**Task description**
Render the records from their first line to the line with "wordcloud-word: run (1241, 378, 1323, 423)", both included, as a JSON list of strings, with one string per line and blank lines omitted.
*** Items ***
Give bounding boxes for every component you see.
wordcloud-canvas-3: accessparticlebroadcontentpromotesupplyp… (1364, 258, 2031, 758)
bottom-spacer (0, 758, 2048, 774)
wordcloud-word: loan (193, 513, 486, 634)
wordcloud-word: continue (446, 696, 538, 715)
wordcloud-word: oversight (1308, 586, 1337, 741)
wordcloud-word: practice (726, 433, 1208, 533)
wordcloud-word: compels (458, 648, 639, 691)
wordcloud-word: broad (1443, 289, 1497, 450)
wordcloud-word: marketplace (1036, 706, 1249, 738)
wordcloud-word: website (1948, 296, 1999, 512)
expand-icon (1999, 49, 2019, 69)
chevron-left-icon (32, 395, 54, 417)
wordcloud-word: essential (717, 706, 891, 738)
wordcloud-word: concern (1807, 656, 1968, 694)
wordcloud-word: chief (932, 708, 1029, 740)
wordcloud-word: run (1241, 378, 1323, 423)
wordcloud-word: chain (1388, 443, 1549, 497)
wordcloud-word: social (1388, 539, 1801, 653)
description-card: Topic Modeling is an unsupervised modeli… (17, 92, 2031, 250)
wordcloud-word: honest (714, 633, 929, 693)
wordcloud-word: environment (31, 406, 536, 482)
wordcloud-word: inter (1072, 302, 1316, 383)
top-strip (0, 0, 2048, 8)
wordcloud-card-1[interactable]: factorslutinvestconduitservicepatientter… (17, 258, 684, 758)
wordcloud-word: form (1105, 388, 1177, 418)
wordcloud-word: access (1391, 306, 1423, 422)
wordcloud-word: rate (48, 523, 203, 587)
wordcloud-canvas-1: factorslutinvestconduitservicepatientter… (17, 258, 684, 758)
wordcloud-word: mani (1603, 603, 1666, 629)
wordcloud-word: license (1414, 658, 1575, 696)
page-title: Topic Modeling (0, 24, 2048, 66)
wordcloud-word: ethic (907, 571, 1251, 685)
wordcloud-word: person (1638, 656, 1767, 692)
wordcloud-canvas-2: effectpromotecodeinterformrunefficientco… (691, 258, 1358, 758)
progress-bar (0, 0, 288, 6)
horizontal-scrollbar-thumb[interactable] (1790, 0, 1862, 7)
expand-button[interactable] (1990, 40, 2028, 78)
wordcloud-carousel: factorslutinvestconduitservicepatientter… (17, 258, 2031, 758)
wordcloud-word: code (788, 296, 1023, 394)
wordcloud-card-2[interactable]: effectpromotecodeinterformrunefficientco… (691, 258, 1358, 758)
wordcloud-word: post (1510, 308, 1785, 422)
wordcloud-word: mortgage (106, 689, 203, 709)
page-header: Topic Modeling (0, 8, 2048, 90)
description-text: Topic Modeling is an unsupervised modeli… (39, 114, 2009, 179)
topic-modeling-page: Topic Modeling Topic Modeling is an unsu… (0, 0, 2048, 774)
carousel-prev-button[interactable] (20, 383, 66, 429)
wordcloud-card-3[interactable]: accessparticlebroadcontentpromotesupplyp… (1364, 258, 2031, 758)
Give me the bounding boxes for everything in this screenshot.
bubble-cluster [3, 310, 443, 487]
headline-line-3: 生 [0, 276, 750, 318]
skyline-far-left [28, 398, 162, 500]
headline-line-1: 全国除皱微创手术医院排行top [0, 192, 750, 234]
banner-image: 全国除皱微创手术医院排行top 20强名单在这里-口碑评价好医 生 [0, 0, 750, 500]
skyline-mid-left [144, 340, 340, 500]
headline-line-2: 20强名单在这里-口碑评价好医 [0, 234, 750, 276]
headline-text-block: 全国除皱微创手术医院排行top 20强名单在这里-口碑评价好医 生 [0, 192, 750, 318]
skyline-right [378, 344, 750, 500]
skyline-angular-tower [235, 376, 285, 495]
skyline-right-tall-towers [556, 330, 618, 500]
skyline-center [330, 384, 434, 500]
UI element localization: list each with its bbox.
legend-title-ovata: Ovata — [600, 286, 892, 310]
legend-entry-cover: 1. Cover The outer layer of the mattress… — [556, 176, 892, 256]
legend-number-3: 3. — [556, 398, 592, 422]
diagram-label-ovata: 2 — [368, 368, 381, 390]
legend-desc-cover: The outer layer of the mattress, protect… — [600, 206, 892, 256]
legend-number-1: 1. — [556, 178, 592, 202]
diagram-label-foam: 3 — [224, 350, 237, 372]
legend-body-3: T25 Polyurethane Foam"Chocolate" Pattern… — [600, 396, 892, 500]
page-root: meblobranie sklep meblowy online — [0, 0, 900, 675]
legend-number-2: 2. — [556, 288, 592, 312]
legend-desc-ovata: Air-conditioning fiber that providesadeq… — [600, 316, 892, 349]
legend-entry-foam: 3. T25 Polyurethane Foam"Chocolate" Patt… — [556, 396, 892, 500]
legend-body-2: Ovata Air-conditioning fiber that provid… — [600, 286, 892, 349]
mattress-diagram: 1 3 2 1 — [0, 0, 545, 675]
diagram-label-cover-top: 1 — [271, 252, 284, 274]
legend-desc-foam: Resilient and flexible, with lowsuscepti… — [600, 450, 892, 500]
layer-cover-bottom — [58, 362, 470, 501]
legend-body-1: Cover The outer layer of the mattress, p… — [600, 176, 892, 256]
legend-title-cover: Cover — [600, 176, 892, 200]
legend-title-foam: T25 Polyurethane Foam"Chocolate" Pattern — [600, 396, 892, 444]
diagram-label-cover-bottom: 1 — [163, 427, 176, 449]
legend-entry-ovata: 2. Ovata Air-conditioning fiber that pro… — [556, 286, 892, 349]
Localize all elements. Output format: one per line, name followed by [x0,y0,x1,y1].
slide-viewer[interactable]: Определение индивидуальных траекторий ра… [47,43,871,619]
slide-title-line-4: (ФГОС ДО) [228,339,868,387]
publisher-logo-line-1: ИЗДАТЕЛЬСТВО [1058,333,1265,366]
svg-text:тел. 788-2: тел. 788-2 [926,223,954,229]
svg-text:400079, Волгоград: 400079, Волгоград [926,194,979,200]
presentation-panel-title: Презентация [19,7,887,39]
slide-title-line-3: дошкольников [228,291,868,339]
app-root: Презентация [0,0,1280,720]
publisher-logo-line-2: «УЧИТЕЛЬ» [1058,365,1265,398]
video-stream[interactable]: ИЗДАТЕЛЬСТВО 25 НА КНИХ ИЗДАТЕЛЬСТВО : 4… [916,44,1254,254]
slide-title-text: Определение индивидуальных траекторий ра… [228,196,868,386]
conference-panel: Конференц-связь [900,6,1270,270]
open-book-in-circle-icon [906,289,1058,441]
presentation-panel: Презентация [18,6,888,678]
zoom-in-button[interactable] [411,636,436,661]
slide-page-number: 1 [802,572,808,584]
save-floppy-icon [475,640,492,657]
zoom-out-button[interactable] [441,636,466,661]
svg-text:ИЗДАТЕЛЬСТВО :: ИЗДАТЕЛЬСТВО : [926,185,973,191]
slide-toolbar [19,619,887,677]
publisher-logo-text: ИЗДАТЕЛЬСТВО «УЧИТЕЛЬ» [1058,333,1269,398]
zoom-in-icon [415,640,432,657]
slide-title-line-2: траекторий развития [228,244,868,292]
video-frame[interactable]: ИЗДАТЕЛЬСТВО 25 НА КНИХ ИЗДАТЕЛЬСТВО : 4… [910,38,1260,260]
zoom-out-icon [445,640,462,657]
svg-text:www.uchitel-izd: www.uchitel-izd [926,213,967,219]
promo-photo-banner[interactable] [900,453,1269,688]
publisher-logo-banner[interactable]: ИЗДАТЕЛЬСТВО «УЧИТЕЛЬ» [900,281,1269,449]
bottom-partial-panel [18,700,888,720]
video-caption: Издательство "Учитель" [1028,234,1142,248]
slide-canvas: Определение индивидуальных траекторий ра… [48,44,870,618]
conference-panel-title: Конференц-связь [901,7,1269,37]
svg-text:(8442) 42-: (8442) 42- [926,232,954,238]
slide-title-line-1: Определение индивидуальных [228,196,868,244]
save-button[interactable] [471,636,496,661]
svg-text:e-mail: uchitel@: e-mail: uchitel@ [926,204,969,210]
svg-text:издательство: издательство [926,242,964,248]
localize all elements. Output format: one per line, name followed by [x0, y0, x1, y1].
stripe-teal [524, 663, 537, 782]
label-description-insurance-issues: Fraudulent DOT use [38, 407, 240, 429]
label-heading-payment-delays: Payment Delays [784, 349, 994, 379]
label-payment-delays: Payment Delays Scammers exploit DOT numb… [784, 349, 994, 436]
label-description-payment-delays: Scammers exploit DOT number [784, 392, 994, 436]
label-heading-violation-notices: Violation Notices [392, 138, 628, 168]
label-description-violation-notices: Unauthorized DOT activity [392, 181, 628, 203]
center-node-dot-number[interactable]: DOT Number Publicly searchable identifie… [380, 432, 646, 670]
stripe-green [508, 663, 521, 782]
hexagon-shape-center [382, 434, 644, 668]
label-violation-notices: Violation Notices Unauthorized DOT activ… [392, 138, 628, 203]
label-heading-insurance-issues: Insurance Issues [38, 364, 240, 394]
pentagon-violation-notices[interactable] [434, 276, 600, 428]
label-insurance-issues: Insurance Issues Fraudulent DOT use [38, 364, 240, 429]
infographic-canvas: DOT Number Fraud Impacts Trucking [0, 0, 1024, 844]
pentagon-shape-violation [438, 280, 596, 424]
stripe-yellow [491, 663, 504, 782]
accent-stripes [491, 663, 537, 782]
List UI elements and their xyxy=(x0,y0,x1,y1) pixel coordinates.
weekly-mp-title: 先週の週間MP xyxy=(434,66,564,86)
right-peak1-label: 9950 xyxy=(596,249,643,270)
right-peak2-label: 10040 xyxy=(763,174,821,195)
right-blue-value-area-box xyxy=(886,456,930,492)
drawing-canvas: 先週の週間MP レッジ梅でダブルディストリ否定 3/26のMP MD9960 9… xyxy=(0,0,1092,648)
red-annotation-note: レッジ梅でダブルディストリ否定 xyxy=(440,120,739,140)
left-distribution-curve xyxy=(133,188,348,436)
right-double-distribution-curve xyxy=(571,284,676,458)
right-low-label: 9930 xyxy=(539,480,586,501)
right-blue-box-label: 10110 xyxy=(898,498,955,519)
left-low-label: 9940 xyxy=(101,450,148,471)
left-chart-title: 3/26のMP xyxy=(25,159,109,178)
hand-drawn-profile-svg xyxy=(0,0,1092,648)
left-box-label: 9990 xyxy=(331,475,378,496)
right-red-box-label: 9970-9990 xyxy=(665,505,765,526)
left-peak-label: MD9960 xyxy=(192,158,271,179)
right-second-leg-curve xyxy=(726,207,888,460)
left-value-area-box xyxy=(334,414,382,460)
***
**Final result**
[
  "Give bounding boxes for every component you see.",
  "wordcloud-canvas-3: accessparticlebroadcontentpromotesupplyp… (1364, 258, 2031, 758)",
  "bottom-spacer (0, 758, 2048, 774)",
  "wordcloud-word: loan (193, 513, 486, 634)",
  "wordcloud-word: continue (446, 696, 538, 715)",
  "wordcloud-word: oversight (1308, 586, 1337, 741)",
  "wordcloud-word: practice (726, 433, 1208, 533)",
  "wordcloud-word: compels (458, 648, 639, 691)",
  "wordcloud-word: broad (1443, 289, 1497, 450)",
  "wordcloud-word: marketplace (1036, 706, 1249, 738)",
  "wordcloud-word: website (1948, 296, 1999, 512)",
  "expand-icon (1999, 49, 2019, 69)",
  "chevron-left-icon (32, 395, 54, 417)",
  "wordcloud-word: essential (717, 706, 891, 738)",
  "wordcloud-word: concern (1807, 656, 1968, 694)",
  "wordcloud-word: chief (932, 708, 1029, 740)",
  "wordcloud-word: run (1241, 378, 1323, 423)"
]